'''

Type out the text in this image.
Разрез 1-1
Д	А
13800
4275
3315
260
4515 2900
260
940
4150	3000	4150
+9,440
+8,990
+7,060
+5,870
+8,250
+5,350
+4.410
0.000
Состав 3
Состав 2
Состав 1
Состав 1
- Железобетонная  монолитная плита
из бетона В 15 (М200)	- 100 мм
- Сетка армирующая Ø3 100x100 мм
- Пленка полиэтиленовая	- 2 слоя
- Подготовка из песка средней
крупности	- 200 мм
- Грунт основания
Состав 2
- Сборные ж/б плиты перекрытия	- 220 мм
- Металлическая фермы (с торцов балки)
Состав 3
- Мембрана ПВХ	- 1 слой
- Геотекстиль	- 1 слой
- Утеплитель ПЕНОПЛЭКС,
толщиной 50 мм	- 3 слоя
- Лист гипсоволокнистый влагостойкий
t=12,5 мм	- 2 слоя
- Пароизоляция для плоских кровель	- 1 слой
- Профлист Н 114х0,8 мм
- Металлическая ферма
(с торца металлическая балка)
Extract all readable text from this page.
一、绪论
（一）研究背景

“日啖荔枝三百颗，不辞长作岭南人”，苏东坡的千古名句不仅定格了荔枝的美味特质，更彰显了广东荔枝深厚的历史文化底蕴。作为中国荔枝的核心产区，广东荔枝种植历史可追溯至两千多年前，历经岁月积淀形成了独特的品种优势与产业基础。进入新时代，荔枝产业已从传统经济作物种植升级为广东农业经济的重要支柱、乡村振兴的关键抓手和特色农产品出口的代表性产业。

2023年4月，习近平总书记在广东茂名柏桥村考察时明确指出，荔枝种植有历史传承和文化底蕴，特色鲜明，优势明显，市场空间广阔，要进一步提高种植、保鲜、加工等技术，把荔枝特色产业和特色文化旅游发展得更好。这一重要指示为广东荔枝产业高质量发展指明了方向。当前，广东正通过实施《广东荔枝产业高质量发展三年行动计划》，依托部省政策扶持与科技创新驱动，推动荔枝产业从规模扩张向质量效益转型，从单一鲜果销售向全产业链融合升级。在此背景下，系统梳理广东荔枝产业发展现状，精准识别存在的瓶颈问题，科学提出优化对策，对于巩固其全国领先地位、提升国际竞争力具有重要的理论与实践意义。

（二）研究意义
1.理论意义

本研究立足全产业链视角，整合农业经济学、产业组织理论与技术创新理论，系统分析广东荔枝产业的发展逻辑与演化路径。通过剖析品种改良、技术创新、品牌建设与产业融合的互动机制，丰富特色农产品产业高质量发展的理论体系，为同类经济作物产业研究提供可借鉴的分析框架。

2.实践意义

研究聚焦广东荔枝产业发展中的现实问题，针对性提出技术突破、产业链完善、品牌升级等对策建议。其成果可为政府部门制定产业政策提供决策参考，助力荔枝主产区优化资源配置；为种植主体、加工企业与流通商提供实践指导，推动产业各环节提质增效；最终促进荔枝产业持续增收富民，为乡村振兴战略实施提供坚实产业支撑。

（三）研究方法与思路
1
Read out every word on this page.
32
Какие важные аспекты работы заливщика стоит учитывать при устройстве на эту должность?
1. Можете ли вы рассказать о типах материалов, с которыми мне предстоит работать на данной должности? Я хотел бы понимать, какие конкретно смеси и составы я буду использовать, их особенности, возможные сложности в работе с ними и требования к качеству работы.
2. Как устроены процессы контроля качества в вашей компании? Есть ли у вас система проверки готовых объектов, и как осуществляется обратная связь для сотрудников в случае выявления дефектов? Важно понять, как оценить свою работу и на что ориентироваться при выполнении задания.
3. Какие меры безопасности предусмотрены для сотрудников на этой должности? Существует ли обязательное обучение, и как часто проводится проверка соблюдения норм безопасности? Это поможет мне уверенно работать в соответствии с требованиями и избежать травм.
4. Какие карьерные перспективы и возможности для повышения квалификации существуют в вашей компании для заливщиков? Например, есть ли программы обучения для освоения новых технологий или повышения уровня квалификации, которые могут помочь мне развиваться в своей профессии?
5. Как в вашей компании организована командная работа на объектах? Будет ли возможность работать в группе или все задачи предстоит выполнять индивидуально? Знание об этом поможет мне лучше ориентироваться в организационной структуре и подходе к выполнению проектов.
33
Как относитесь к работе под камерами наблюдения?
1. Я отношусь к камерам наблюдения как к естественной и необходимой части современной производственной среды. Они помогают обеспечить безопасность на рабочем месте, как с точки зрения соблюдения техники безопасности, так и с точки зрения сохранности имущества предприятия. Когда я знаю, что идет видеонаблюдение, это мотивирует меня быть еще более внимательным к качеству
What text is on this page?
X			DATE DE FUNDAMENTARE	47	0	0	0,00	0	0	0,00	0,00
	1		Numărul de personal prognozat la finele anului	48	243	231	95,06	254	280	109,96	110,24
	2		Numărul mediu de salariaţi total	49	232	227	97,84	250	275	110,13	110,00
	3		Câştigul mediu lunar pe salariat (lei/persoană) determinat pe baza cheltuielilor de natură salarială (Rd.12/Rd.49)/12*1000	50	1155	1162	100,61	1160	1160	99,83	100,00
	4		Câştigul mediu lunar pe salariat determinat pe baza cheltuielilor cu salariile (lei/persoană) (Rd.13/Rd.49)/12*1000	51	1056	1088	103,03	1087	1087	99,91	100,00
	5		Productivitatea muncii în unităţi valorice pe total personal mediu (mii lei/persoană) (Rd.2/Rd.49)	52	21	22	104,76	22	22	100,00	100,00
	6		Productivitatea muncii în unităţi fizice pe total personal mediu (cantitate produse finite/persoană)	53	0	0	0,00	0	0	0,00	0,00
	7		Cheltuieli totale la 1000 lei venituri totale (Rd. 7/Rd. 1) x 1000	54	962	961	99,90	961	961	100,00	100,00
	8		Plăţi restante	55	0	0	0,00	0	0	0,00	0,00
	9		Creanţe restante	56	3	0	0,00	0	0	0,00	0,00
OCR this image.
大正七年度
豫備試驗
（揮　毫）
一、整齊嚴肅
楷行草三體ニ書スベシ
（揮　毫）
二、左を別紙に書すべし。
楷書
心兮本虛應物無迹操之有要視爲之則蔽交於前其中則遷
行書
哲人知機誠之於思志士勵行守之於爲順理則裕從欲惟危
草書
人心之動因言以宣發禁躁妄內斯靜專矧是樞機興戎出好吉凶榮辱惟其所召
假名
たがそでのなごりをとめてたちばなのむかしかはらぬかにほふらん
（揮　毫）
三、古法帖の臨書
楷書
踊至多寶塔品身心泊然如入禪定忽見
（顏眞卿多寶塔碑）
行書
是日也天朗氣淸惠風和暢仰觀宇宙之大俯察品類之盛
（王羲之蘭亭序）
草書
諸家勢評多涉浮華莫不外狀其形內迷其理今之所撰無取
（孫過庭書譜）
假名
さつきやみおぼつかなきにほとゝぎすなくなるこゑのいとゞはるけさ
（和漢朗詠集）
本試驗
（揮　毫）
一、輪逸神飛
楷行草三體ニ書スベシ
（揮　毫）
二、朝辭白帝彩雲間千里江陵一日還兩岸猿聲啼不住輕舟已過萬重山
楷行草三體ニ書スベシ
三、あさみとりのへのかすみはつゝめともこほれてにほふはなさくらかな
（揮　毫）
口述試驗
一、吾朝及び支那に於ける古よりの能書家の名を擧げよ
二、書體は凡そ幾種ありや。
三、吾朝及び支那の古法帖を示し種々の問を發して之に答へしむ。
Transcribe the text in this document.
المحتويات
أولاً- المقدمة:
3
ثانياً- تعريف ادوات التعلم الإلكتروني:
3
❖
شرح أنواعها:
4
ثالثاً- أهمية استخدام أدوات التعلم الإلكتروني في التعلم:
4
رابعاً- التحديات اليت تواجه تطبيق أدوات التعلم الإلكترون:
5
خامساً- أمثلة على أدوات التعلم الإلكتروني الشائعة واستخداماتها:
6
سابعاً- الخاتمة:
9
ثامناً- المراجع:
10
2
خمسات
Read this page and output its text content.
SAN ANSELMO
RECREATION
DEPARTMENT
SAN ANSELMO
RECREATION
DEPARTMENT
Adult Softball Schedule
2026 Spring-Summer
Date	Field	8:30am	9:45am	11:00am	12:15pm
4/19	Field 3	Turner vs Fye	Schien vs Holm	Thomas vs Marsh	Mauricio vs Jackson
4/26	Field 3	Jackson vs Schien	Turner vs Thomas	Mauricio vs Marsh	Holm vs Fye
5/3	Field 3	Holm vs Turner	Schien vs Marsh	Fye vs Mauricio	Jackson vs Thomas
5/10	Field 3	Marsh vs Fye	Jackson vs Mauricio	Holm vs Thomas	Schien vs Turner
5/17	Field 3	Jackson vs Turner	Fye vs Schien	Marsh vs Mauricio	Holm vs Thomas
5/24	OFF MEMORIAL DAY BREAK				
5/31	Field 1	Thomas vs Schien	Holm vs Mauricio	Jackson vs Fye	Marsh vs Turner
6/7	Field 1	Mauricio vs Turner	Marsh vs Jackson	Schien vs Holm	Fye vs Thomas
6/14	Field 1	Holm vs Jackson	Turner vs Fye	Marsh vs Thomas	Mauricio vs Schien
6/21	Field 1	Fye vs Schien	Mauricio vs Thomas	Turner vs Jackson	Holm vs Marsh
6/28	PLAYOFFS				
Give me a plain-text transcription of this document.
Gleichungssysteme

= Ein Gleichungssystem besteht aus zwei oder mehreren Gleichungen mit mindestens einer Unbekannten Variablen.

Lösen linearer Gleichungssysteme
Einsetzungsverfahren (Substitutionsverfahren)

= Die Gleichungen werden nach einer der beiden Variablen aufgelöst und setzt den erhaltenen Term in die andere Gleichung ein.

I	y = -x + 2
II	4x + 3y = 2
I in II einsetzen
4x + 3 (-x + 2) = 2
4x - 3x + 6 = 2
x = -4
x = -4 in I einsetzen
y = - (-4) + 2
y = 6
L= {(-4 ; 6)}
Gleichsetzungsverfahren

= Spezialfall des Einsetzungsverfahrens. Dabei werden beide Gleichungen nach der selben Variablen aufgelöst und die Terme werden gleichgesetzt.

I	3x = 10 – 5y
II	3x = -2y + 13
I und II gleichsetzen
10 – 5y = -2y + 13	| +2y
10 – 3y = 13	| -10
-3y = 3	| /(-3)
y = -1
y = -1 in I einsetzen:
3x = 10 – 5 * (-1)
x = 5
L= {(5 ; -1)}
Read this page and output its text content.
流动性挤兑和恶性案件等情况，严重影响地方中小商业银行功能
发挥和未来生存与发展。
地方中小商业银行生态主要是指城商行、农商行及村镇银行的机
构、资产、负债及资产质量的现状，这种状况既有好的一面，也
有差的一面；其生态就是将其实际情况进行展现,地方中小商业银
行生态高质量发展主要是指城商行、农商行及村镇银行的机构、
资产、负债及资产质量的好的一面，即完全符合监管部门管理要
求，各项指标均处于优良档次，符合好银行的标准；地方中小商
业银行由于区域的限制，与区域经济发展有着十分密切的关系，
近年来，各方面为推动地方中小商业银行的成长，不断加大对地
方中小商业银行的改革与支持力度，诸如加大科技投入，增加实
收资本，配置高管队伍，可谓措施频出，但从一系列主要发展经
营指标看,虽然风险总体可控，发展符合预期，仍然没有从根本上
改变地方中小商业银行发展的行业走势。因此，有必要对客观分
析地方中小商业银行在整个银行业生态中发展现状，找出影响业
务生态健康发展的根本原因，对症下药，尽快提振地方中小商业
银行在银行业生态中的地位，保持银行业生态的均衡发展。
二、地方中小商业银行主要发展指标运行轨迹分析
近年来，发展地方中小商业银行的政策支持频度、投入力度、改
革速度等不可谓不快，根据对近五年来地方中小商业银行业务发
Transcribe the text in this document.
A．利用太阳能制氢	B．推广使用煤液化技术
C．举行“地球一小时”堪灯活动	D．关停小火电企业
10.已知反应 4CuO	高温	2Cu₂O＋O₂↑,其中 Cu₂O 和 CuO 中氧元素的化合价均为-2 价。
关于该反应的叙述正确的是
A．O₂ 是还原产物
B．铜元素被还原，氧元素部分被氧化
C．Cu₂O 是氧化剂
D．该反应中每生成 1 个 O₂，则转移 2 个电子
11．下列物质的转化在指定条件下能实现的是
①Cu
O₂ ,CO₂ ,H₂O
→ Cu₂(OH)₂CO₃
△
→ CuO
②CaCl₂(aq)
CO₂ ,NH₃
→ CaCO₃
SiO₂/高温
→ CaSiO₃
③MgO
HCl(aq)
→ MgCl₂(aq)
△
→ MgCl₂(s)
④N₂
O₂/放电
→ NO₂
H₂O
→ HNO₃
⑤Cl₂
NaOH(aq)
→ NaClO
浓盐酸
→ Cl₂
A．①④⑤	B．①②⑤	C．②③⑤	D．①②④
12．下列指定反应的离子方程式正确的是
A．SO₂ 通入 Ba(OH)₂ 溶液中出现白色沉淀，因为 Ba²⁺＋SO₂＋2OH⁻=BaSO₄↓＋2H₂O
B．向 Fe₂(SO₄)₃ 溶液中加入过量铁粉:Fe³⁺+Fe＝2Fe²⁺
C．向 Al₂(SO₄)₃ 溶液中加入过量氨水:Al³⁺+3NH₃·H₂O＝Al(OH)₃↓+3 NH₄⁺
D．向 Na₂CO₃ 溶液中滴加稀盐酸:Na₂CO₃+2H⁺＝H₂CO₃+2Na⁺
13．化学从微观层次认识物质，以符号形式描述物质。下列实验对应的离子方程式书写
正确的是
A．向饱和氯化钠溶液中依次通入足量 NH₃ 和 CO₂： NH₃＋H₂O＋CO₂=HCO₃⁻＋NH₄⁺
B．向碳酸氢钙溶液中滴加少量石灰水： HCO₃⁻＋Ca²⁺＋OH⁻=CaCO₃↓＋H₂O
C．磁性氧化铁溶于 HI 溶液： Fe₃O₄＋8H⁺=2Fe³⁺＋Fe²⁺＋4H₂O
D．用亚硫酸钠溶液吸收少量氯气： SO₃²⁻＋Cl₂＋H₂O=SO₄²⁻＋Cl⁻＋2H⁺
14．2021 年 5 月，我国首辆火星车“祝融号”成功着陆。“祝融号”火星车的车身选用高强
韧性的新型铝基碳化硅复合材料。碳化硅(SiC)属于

'''

_WHAT TO DO_:
For each line of the listing that holds the word "unităţi", show that line.

_SOLUTION_:
	5		Productivitatea muncii în unităţi valorice pe total personal mediu (mii lei/persoană) (Rd.2/Rd.49)	52	21	22	104,76	22	22	100,00	100,00
	6		Productivitatea muncii în unităţi fizice pe total personal mediu (cantitate produse finite/persoană)	53	0	0	0,00	0	0	0,00	0,00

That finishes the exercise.